→ MATERIAL SHOWN
# # # # # # #

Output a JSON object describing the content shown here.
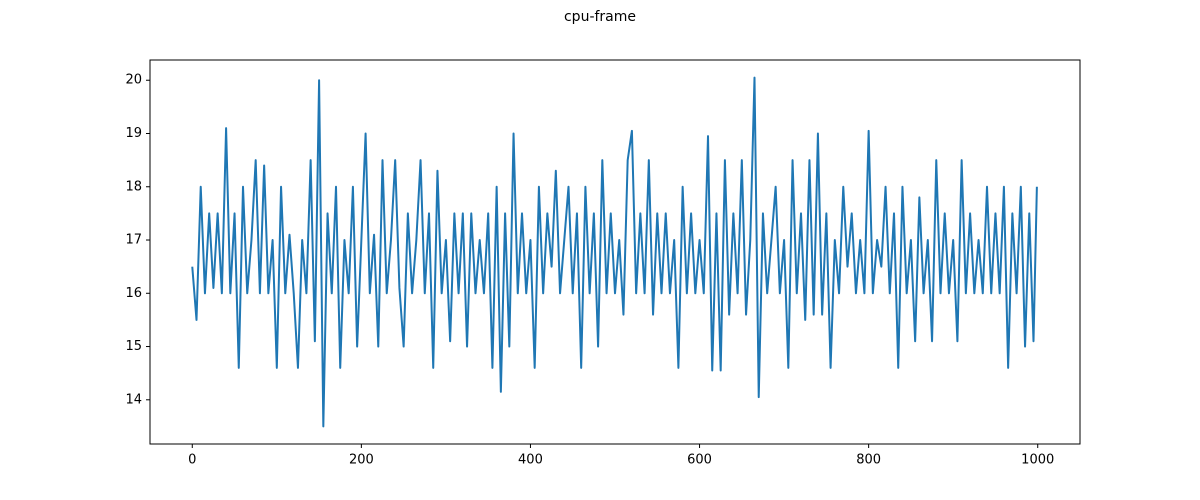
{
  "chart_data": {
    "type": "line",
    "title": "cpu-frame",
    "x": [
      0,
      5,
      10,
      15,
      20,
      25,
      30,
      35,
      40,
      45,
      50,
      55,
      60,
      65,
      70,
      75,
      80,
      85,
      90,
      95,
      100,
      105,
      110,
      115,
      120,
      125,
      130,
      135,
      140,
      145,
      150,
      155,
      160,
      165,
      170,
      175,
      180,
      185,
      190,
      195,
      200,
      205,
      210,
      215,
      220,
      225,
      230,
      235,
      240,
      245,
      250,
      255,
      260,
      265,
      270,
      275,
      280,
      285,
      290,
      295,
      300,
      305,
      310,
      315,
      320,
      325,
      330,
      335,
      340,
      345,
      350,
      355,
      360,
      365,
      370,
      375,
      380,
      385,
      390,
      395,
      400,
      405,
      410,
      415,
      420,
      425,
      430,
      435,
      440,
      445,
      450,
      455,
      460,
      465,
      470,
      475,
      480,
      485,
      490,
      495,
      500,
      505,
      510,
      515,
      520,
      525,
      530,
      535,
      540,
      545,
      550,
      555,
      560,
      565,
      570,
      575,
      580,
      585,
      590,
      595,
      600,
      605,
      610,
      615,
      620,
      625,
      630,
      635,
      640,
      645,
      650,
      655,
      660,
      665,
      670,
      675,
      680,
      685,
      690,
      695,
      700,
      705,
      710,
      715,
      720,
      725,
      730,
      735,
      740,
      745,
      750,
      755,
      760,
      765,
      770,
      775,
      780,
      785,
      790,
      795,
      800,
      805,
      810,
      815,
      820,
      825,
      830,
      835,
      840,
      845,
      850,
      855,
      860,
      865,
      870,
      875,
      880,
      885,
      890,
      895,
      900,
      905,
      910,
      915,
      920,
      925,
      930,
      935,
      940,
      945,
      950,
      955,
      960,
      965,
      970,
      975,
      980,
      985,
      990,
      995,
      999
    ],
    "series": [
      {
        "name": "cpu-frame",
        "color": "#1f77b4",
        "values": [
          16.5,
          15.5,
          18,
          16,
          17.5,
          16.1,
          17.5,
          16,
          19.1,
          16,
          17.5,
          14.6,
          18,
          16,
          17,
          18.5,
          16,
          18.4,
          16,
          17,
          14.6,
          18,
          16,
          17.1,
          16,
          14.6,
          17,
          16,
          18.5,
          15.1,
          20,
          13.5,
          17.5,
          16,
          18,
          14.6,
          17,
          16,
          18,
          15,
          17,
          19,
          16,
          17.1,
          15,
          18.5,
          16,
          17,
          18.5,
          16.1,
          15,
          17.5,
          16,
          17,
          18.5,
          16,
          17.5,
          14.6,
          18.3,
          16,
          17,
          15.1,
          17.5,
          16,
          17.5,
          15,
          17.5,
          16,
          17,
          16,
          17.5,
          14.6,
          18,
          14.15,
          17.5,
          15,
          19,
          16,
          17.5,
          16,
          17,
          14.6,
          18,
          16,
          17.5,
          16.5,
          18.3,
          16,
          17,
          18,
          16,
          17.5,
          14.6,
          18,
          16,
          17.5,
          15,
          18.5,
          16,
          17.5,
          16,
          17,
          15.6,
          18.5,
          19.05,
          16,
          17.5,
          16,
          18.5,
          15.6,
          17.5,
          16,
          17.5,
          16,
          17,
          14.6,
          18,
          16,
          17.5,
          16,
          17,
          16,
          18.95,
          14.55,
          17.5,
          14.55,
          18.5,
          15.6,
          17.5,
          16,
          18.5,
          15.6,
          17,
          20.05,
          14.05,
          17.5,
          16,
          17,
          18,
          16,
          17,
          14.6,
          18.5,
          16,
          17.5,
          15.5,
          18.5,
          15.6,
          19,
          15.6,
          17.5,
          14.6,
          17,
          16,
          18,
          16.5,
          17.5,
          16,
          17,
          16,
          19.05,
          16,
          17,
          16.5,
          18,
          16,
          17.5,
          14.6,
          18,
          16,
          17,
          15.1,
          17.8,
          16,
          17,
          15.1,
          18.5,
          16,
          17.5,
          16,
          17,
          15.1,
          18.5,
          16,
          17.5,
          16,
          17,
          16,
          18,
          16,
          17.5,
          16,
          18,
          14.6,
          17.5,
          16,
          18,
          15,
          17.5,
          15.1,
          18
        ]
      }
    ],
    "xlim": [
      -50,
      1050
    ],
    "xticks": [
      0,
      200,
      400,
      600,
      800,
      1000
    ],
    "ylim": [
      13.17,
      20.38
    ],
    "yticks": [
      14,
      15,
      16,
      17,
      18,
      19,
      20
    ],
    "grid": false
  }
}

# # # # # # #

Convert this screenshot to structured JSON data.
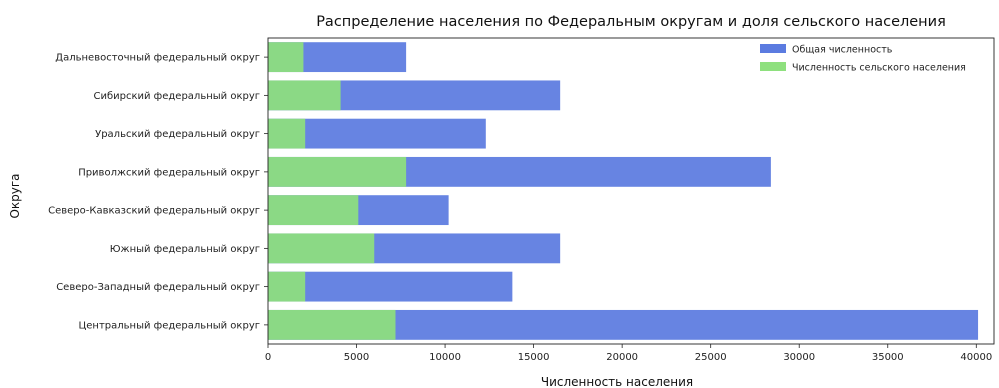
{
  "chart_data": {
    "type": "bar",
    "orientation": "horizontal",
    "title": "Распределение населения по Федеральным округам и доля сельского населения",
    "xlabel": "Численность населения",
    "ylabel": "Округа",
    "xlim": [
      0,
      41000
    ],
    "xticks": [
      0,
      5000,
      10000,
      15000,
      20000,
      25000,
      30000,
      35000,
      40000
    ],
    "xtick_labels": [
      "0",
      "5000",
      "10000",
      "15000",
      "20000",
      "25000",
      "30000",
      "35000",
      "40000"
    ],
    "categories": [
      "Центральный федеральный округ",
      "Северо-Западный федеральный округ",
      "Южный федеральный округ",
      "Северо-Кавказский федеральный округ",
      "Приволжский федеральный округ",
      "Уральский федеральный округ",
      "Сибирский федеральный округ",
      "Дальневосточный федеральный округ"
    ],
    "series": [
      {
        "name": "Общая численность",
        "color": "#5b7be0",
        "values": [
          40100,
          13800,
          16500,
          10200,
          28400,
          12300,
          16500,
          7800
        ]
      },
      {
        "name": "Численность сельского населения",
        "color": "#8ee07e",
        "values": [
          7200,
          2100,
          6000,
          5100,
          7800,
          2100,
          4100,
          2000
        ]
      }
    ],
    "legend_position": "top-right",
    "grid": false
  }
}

# # # # # # #

→ TASK PROMPT
Your task is to pick out every line with the string "JSON" and copy it.

→ ANSWER FOR THE TASK
Output a JSON object describing the content shown here.
Convert this screenshot to structured JSON data.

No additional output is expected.